* _TASK TO COMPLETE_: From the entries below, copy every line where the string "الطوائف" appears.

---- DATA SUPPLIED

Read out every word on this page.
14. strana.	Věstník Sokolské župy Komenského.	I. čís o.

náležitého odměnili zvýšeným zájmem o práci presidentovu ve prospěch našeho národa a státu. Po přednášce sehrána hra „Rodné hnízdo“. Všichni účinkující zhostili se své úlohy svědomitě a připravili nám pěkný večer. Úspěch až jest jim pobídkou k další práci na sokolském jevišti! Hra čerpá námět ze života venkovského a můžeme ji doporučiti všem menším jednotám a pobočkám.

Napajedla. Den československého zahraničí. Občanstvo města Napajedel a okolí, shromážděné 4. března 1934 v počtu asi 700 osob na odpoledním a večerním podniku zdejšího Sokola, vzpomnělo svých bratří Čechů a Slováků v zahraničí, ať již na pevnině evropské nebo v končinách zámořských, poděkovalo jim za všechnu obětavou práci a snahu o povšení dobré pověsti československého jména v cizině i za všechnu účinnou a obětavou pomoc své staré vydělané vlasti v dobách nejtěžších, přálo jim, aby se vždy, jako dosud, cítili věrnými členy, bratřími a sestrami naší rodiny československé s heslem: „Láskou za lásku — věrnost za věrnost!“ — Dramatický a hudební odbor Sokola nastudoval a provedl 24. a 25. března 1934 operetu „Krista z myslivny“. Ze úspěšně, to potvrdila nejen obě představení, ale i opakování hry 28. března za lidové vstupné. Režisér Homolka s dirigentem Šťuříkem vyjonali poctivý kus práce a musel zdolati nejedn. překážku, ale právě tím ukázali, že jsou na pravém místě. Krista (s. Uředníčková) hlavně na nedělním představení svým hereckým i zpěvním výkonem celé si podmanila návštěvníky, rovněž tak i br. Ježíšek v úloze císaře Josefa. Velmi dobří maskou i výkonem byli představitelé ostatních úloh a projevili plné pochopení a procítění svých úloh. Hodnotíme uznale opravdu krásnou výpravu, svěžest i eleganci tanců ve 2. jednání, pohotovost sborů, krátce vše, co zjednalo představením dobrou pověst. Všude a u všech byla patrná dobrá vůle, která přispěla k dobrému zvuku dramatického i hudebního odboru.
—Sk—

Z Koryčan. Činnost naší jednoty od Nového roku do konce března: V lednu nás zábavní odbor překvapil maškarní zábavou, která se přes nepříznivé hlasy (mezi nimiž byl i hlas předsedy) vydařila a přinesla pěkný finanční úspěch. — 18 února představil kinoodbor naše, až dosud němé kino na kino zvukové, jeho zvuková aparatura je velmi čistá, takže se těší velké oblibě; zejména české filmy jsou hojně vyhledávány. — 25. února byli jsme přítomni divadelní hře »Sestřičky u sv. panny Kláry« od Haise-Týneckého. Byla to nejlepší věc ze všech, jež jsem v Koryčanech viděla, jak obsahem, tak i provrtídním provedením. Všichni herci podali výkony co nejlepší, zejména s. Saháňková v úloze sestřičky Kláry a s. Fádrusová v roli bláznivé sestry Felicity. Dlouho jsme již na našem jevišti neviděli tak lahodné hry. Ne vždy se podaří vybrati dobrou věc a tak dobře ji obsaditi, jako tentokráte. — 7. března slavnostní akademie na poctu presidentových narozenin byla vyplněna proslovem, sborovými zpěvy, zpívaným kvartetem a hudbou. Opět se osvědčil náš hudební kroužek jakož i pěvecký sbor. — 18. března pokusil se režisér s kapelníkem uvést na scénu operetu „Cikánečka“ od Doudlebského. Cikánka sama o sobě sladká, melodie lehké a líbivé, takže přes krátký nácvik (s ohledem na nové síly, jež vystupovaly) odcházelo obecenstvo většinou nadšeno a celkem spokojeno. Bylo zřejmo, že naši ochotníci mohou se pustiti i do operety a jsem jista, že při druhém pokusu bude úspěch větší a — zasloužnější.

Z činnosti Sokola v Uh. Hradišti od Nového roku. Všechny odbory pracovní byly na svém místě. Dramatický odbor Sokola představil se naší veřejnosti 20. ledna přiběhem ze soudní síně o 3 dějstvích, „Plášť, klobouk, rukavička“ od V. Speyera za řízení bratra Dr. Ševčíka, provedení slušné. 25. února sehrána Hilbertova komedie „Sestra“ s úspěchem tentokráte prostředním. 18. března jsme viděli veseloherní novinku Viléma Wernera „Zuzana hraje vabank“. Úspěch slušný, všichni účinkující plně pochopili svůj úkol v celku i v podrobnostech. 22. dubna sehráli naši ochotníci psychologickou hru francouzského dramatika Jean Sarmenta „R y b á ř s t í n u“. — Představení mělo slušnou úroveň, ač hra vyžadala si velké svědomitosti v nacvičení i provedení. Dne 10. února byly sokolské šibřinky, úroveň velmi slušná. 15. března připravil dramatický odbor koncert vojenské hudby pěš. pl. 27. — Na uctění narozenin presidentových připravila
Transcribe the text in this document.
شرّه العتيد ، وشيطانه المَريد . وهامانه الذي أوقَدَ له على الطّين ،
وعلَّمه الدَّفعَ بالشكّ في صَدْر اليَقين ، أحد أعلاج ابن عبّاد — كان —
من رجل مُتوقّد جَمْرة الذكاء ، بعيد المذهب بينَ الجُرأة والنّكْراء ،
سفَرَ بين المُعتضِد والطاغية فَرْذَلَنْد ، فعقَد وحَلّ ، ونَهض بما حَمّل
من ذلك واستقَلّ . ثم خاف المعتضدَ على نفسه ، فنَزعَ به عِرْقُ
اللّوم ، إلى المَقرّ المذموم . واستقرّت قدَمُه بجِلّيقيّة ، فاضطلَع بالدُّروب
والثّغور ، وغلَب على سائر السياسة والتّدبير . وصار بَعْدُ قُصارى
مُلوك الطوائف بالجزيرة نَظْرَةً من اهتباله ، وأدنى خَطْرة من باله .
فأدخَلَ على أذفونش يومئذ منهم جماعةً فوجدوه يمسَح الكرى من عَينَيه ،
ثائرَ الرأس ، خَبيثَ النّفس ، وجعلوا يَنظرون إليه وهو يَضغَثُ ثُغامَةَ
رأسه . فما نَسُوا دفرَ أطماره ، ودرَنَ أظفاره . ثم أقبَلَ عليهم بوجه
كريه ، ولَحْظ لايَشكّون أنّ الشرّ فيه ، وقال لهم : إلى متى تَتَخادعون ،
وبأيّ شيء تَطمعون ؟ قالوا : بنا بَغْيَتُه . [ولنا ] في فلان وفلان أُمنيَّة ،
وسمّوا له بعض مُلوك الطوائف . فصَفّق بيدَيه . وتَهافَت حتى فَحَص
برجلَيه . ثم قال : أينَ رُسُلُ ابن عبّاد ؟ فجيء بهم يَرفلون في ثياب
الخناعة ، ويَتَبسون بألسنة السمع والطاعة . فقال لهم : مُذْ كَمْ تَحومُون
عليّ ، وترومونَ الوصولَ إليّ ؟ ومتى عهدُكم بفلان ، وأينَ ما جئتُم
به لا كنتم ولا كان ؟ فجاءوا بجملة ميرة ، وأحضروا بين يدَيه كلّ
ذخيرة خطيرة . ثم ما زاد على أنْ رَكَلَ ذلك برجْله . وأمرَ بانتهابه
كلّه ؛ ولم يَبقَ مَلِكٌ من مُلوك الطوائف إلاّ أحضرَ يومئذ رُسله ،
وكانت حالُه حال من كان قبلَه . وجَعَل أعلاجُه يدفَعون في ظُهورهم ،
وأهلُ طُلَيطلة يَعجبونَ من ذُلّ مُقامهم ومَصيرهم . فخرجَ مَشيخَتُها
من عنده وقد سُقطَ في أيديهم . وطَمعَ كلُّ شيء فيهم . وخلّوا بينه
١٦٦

--------

* _EXPECTED ANSWER_:
مُلوك الطوائف بالجزيرة نَظْرَةً من اهتباله ، وأدنى خَطْرة من باله .
وسمّوا له بعض مُلوك الطوائف . فصَفّق بيدَيه . وتَهافَت حتى فَحَص
كلّه ؛ ولم يَبقَ مَلِكٌ من مُلوك الطوائف إلاّ أحضرَ يومئذ رُسله ،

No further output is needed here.